GIVEN REQUEST:
Some lines of these records may hold the word "Variable"; state how many, using only the number.
◆ ◆ ◆ ◆ ◆
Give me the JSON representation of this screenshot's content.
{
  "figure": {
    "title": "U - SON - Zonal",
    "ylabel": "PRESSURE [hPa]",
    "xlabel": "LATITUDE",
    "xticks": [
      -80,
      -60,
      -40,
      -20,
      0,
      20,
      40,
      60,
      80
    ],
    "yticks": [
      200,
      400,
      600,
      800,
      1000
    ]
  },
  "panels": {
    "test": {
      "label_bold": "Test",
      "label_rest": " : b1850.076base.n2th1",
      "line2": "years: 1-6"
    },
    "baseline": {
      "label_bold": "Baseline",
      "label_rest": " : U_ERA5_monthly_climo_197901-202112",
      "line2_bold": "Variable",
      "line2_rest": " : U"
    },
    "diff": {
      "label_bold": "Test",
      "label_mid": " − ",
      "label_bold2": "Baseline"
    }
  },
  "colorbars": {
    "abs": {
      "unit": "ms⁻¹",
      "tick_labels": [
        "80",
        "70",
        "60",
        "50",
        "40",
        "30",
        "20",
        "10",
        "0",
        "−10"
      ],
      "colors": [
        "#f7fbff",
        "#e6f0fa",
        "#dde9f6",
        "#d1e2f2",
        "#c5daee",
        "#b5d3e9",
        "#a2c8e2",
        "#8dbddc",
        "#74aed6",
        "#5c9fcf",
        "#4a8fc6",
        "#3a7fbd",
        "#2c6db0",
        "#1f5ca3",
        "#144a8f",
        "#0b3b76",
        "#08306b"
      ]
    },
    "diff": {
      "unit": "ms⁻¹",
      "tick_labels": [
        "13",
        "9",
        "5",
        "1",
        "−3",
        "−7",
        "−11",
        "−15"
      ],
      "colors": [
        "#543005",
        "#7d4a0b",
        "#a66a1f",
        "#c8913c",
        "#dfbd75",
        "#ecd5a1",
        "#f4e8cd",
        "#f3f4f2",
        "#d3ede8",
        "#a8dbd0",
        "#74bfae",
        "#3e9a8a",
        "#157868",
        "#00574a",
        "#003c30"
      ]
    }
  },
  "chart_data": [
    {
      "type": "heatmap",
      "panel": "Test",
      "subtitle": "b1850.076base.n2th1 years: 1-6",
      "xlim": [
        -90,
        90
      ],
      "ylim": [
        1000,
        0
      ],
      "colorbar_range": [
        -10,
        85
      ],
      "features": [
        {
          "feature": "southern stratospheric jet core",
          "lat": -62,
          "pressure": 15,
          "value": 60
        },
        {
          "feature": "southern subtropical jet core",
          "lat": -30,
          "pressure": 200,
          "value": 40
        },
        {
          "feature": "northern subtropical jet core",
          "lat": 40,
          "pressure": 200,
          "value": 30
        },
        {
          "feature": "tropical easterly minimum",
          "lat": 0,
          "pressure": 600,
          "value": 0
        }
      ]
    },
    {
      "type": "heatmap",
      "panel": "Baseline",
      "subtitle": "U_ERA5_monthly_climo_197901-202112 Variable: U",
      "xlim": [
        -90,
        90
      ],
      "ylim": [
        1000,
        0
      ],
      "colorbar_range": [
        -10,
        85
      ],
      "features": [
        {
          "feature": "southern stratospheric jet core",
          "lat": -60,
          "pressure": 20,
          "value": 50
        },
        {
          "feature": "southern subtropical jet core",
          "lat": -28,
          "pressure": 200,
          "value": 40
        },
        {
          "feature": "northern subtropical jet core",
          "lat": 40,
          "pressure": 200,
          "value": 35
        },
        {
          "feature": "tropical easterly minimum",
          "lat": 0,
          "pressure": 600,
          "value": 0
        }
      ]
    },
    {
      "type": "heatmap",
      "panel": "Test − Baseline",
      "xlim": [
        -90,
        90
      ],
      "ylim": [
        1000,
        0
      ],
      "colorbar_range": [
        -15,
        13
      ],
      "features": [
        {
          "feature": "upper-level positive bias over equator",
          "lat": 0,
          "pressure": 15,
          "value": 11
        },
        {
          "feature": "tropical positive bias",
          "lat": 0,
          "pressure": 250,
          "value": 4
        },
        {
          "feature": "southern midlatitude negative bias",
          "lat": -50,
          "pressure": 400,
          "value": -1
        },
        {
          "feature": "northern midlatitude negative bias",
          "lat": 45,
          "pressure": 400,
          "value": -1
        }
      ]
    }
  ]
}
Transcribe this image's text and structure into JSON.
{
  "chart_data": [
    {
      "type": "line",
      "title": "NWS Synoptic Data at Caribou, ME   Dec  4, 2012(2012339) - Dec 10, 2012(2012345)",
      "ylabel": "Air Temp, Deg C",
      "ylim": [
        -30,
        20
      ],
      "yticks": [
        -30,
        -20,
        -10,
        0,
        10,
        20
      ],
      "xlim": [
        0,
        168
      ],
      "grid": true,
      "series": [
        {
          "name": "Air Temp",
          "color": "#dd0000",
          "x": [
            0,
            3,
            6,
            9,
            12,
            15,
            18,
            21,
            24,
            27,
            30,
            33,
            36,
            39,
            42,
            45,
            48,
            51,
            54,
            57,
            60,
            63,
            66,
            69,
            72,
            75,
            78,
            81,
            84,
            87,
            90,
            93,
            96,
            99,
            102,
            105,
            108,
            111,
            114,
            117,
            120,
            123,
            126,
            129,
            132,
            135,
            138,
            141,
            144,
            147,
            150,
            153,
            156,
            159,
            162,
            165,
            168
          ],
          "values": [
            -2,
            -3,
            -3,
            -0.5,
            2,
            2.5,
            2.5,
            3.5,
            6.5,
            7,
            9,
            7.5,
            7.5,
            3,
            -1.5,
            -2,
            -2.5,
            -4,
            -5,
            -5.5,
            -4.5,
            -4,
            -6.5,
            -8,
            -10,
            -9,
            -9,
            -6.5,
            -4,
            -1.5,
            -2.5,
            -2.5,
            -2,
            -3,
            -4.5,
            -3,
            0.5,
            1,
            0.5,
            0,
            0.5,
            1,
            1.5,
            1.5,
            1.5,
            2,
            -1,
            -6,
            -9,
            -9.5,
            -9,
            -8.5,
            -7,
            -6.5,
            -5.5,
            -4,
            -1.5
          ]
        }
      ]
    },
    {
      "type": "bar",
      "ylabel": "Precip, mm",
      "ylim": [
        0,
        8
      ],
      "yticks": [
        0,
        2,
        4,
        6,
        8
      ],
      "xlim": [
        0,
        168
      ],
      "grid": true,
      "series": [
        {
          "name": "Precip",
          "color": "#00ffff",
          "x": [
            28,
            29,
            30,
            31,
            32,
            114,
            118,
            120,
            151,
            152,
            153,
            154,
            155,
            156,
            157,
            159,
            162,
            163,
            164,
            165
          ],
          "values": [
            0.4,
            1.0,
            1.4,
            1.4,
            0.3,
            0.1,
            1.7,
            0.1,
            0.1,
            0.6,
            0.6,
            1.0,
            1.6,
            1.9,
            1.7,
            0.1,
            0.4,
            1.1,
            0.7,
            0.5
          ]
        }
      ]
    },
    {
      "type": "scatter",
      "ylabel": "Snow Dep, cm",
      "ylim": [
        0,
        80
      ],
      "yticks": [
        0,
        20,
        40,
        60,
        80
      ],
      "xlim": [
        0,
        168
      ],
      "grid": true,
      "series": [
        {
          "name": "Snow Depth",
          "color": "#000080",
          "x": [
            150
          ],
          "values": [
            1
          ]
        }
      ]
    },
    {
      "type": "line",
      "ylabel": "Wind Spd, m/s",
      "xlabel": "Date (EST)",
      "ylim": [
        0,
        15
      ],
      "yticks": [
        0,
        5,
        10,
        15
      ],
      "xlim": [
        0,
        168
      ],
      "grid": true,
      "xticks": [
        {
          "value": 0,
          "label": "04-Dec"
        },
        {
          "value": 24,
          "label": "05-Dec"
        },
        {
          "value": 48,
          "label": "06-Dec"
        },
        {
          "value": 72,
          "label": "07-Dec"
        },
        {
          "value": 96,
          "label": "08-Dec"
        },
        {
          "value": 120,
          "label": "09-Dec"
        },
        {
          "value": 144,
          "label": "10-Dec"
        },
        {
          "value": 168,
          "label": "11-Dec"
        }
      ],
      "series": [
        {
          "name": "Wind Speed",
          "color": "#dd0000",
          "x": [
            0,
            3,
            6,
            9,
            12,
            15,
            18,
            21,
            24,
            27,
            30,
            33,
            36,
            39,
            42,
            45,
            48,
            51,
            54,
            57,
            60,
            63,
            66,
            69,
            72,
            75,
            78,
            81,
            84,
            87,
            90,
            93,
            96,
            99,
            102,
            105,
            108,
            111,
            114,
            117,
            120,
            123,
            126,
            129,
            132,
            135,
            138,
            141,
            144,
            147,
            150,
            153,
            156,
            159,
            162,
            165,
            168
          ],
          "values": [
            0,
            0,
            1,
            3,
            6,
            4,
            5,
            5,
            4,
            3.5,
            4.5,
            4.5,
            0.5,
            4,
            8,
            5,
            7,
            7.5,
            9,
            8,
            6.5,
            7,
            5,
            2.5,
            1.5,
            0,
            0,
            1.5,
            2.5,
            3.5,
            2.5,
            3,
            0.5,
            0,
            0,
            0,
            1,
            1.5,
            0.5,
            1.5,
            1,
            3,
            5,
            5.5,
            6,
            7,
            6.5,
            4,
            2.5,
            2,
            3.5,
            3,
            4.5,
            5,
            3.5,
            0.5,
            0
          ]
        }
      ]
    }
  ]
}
◆ ◆ ◆ ◆ ◆
ANSWER FOR THIS EXERCISE:
2